#### The exercise:
Search the material for the string "untuk" and copy each line where it occurs.
** Begin Records provided **
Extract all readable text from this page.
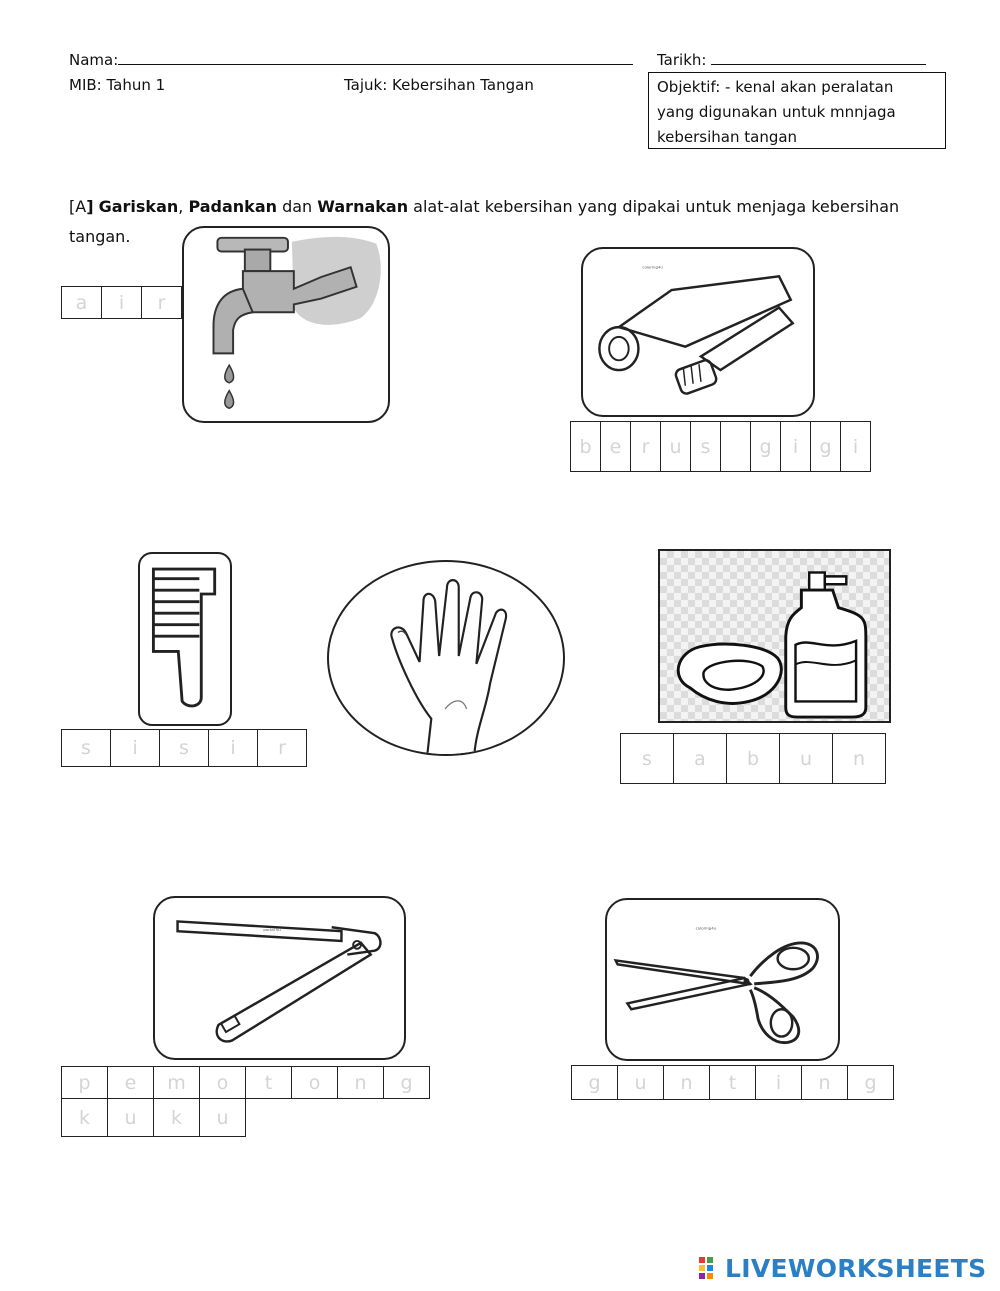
Nama:	Tarikh:
MIB: Tahun 1	Tajuk: Kebersihan Tangan	Objektif: - kenal akan peralatan
yang digunakan untuk mnnjaga
kebersihan tangan
[A] Gariskan, Padankan dan Warnakan alat-alat kebersihan yang dipakai untuk menjaga kebersihan
tangan.
a	i	r
coloring4u
b e	r	u	s	g	i	g	i
s	i	s	i	r	s	a	b	u	n
portal ku
p	e	m	o	t	o	n	g
k	u	k	u
coloring4u
g	u	n	t	i	n	g
LIVEWORKSHEETS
** End Records provided **
#### Exercise response:
yang digunakan untuk mnnjaga
[A] Gariskan, Padankan dan Warnakan alat-alat kebersihan yang dipakai untuk menjaga kebersihan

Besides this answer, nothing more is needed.